◆ Written problem: Pull out every line below that contains the word "right".

◆ Data in this exercise:
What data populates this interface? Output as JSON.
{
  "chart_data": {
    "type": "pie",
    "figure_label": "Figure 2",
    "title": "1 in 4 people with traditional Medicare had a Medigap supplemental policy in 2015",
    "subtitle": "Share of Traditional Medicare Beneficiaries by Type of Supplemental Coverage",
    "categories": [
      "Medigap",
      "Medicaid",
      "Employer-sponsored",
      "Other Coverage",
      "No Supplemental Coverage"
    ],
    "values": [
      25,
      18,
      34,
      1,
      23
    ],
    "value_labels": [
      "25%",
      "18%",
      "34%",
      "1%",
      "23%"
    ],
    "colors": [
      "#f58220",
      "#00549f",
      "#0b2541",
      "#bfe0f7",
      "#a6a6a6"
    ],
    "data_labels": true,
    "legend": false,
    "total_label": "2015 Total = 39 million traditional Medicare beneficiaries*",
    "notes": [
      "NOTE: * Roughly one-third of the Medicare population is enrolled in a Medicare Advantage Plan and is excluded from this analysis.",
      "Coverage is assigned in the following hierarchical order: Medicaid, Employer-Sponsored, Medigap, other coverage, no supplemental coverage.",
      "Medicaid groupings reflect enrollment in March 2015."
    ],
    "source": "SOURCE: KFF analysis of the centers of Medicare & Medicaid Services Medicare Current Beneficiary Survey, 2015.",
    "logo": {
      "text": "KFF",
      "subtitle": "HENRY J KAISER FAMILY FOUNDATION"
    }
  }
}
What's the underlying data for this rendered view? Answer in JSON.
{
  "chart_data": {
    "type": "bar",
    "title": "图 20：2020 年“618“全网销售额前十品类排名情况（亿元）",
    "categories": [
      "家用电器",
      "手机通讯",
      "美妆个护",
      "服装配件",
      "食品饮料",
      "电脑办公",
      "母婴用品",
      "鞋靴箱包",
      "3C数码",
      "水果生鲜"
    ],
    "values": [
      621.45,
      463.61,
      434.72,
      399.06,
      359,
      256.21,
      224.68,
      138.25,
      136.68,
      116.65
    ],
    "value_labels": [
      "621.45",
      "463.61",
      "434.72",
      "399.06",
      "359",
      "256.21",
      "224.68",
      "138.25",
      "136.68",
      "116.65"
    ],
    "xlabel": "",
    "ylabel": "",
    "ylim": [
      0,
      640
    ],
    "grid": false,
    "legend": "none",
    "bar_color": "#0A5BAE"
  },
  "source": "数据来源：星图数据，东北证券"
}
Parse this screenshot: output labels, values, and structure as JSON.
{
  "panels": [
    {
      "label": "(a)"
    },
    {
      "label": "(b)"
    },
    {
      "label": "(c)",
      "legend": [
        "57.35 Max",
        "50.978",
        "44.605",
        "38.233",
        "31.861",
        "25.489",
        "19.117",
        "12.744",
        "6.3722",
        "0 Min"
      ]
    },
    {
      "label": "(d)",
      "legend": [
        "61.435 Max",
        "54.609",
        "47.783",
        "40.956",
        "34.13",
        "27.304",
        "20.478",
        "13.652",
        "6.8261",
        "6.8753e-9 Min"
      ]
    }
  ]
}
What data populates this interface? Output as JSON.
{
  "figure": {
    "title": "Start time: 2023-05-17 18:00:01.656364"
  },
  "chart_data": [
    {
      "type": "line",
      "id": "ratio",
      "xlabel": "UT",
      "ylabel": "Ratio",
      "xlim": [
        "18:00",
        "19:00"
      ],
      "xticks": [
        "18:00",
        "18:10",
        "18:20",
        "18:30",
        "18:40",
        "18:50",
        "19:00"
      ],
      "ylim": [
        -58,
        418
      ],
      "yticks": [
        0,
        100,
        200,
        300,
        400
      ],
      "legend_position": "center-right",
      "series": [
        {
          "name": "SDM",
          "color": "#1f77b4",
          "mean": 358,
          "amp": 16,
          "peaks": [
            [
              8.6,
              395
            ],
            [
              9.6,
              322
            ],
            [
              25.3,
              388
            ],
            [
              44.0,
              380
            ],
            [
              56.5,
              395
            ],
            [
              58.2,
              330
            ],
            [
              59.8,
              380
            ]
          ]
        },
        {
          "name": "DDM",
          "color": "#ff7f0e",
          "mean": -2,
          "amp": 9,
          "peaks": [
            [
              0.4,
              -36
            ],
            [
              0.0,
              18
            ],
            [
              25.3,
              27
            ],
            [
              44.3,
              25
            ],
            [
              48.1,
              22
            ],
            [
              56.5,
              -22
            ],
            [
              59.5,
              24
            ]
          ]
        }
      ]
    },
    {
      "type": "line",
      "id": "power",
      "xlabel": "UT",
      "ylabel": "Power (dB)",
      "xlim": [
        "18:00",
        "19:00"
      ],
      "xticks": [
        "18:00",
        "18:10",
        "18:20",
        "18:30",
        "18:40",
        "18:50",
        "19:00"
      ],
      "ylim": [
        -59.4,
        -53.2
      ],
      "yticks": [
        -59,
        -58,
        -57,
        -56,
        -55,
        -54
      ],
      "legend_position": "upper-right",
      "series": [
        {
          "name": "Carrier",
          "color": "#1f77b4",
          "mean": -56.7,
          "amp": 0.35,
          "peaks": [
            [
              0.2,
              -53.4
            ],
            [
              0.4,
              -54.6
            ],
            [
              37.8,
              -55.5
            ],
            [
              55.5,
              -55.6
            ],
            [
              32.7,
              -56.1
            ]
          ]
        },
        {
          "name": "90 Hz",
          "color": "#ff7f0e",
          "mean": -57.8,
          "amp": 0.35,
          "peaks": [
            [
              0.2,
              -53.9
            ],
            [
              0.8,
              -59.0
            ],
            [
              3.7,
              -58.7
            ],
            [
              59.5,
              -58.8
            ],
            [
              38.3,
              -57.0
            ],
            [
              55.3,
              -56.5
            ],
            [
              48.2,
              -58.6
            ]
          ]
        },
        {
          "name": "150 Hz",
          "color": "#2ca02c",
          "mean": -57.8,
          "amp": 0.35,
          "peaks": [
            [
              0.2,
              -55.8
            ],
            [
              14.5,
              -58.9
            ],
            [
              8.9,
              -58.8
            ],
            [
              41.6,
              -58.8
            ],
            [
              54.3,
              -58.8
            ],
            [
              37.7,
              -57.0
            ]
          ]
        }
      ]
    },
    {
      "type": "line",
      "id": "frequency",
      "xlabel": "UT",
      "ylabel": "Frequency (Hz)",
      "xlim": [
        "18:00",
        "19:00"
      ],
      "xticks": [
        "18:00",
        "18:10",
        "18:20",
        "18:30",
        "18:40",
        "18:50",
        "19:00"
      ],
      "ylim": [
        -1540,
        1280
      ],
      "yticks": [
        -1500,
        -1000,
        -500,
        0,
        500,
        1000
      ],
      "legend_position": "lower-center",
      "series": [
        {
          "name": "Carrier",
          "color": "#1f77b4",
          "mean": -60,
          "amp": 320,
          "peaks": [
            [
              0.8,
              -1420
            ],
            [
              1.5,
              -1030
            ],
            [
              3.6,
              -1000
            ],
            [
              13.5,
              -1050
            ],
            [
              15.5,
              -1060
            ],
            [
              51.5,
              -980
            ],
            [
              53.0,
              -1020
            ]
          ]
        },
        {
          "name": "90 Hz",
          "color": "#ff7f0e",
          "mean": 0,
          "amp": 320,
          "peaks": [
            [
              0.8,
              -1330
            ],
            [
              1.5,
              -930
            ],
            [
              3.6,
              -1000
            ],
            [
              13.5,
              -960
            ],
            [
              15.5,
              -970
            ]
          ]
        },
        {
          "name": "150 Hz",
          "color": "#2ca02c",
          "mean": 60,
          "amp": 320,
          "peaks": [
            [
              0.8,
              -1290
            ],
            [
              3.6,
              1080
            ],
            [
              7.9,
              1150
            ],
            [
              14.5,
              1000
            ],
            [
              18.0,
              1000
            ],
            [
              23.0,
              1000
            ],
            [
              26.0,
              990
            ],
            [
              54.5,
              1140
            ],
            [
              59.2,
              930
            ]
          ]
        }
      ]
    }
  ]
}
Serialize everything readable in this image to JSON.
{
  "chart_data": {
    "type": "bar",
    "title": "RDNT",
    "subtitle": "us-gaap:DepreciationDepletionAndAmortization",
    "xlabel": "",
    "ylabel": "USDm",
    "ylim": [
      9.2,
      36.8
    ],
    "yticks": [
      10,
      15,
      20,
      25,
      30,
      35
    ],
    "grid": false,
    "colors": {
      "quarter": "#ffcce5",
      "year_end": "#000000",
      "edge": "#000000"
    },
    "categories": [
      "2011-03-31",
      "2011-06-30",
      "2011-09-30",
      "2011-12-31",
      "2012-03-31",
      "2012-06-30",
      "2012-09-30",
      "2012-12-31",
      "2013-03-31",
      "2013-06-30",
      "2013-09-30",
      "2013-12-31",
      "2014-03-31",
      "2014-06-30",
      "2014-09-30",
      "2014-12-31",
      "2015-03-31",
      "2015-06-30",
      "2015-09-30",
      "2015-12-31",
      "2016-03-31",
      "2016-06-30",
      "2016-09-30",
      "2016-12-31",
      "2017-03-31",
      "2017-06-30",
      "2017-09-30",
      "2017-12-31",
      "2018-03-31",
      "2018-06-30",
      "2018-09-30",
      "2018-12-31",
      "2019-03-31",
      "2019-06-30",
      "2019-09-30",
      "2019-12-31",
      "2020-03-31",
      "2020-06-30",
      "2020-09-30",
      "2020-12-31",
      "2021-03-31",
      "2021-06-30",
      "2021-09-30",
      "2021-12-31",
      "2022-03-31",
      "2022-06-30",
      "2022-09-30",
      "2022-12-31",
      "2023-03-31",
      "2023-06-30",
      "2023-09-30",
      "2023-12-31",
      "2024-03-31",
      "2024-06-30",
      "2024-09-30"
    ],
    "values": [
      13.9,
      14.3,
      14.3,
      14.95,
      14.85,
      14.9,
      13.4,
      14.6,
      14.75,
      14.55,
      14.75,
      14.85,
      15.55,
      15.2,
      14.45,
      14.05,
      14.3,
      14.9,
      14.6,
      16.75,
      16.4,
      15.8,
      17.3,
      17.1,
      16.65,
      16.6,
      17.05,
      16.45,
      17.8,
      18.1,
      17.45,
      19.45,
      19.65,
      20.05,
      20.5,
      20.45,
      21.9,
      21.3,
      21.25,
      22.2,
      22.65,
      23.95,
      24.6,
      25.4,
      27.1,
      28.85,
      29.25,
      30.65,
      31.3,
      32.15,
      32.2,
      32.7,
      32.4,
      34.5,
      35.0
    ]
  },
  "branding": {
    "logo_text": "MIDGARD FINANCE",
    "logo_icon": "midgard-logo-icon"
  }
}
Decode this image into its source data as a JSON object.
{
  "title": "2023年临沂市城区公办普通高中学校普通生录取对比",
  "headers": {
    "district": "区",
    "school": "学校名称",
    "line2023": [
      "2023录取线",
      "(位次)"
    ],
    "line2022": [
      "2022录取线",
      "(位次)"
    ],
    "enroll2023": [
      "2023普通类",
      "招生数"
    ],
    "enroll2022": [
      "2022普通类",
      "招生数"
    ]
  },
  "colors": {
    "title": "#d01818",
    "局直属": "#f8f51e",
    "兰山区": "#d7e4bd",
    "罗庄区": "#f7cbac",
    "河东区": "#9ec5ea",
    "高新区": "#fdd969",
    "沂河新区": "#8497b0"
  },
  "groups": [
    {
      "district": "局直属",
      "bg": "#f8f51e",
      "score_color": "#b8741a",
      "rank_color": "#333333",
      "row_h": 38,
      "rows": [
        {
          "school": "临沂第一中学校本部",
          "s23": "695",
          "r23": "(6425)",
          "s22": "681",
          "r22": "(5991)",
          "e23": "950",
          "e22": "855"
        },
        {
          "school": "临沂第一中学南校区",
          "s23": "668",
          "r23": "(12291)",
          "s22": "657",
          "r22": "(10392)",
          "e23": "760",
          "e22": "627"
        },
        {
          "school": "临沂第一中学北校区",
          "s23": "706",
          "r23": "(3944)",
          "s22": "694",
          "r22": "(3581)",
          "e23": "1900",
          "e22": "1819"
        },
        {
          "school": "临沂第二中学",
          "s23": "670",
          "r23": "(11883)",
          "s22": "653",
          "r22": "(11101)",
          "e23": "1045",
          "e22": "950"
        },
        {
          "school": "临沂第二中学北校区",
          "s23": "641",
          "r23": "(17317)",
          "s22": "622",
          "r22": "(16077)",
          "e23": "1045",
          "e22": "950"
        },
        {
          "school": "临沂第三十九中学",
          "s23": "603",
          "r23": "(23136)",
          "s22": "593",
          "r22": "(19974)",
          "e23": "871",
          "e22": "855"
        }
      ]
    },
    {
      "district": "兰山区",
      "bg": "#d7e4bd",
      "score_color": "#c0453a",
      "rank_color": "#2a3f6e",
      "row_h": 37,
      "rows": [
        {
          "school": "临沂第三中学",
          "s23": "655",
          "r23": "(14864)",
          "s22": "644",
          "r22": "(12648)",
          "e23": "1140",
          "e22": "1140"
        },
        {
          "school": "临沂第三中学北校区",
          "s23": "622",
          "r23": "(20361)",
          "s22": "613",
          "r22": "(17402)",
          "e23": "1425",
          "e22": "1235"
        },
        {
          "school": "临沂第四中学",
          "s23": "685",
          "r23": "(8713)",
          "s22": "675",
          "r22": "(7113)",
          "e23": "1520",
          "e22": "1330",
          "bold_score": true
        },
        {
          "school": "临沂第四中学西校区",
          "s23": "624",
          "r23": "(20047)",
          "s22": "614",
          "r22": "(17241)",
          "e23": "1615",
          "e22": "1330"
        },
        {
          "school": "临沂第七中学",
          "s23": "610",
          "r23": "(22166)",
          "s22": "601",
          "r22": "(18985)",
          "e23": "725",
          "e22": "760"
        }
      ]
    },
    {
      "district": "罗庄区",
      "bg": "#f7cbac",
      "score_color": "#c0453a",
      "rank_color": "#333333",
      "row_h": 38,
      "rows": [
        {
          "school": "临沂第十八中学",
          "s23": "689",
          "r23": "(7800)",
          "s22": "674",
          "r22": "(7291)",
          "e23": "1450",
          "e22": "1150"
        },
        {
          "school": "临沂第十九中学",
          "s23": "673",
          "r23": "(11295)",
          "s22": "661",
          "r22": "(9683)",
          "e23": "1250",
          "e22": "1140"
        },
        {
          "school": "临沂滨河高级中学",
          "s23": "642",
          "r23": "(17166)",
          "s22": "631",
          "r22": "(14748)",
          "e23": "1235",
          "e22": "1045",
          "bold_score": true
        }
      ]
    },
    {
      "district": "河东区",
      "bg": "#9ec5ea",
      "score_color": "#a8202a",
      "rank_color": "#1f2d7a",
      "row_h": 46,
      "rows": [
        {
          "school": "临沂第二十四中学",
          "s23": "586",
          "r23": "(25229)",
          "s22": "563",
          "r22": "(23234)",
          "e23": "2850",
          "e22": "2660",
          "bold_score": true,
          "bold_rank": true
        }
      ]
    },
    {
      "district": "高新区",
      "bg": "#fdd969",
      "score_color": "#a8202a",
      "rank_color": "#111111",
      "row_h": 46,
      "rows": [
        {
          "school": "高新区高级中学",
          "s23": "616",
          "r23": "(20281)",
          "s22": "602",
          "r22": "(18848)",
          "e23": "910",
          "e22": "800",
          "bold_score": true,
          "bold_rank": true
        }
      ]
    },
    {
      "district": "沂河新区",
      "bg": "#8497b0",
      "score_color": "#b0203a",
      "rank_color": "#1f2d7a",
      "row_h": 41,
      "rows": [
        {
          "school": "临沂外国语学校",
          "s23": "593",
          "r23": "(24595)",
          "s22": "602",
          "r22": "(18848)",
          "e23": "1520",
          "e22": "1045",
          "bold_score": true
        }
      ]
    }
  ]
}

◆ Response to this task:
      "legend_position": "center-right",
      "legend_position": "upper-right",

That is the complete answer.